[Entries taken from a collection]

•••

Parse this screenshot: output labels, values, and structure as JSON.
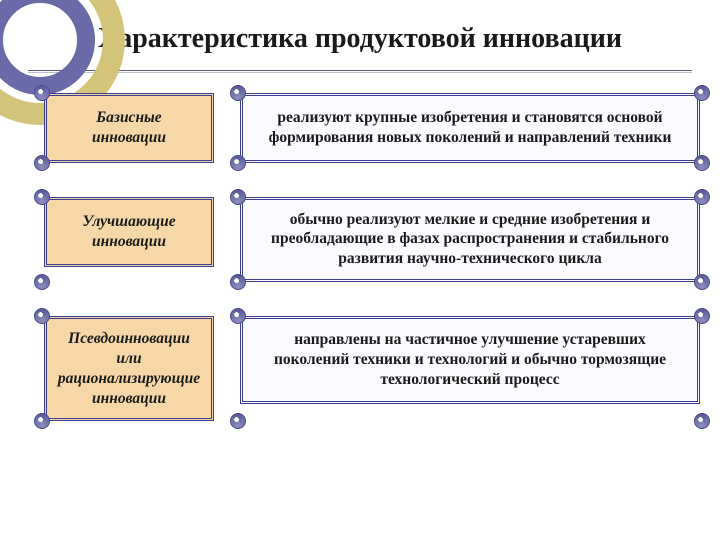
{
  "title": "Характеристика продуктовой инновации",
  "decor": {
    "ring_outer_color": "#d4c47a",
    "ring_inner_color": "#6a6aa8",
    "outer_size": 170,
    "outer_border": 22,
    "inner_size": 110,
    "inner_border": 18
  },
  "colors": {
    "left_bg": "#f5d7a8",
    "right_bg": "#fafaff",
    "border": "#3b3b8f",
    "rule": "#5a5a7a",
    "scroll_end": "#5a5a9a"
  },
  "typography": {
    "title_fontsize": 28,
    "body_fontsize": 15.5,
    "font_family": "Times New Roman"
  },
  "rows": [
    {
      "label": "Базисные инновации",
      "desc": "реализуют крупные изобретения и становятся основой формирования новых поколений и направлений техники"
    },
    {
      "label": "Улучшающие инновации",
      "desc": "обычно реализуют мелкие и средние изобретения и преобладающие в фазах распространения и стабильного развития научно-технического цикла"
    },
    {
      "label": "Псевдоинновации или рационализирующие инновации",
      "desc": "направлены на частичное улучшение устаревших поколений техники и технологий и обычно тормозящие технологический процесс"
    }
  ]
}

•••

Exercise details:
Read the entries above, then pull out the lines that include "desc".

Exercise response:
      "desc": "реализуют крупные изобретения и становятся основой формирования новых поколений и направлений техники"
      "desc": "обычно реализуют мелкие и средние изобретения и преобладающие в фазах распространения и стабильного развития научно-технического цикла"
      "desc": "направлены на частичное улучшение устаревших поколений техники и технологий и обычно тормозящие технологический процесс"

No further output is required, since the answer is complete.